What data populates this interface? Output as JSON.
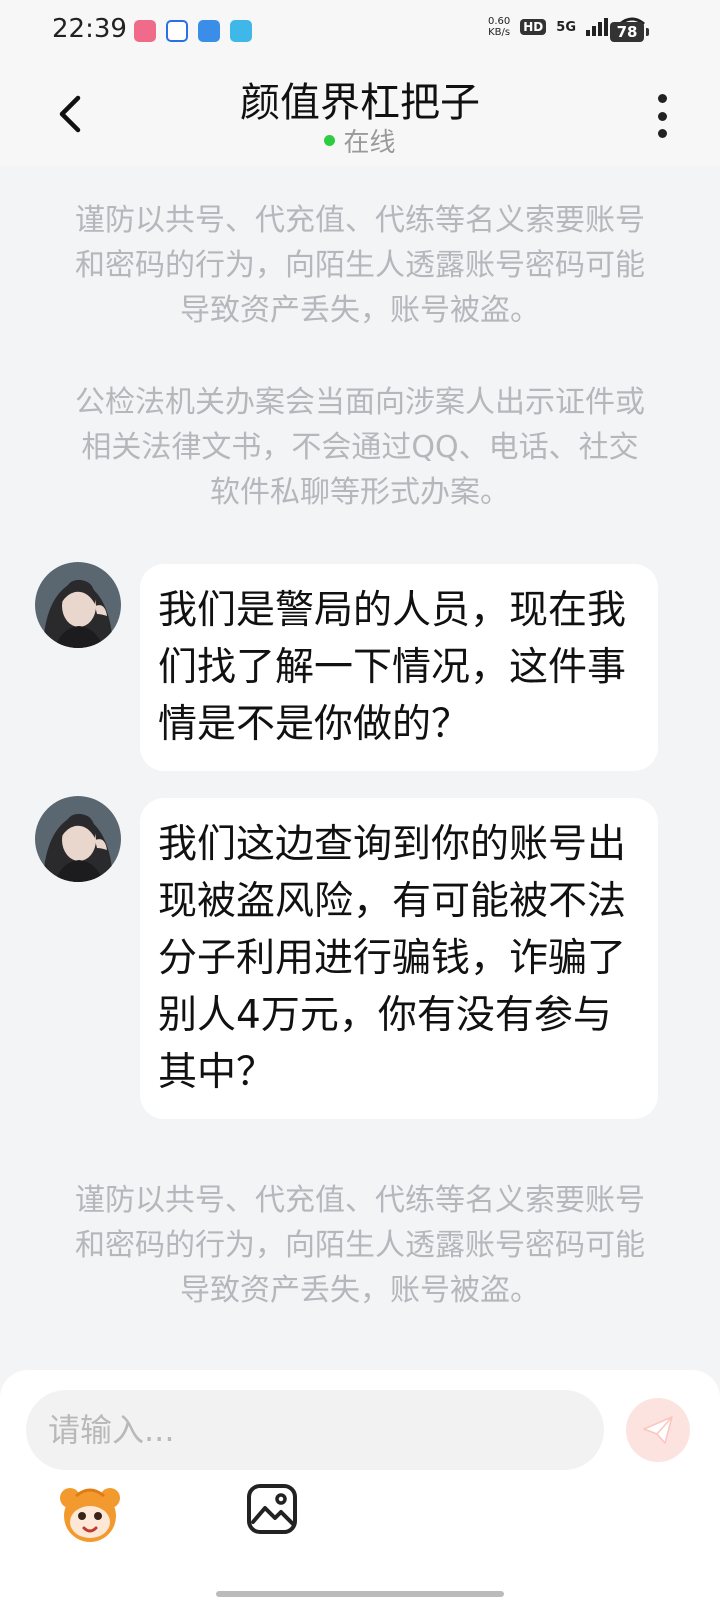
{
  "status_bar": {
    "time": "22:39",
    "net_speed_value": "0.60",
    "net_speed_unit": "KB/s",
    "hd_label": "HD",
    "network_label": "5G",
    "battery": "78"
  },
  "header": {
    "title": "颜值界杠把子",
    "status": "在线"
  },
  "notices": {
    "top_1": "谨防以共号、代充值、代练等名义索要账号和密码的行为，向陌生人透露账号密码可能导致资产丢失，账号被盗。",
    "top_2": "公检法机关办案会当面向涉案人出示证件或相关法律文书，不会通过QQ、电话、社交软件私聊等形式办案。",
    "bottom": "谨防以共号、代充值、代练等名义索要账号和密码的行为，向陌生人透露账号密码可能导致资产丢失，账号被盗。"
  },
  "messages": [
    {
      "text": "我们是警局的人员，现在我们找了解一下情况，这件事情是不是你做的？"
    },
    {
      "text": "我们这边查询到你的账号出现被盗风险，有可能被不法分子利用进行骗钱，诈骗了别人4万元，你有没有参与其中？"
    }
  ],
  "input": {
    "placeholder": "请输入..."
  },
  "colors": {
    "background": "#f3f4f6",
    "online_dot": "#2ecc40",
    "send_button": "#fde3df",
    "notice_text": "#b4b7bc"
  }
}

* * *

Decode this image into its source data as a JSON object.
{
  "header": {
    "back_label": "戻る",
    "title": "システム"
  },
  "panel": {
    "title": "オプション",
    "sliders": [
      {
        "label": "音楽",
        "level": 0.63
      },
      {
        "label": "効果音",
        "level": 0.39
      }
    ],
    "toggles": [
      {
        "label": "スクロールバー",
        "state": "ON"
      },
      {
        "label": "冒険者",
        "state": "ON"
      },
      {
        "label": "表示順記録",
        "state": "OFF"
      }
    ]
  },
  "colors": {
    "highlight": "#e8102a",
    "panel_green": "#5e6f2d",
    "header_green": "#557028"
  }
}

**The exercise:** Pick out every line above that contains the word "JSON" and copy it.

**Answer to the task:**
What data populates this interface? Output as JSON.
Decode this image into its source data as a JSON object.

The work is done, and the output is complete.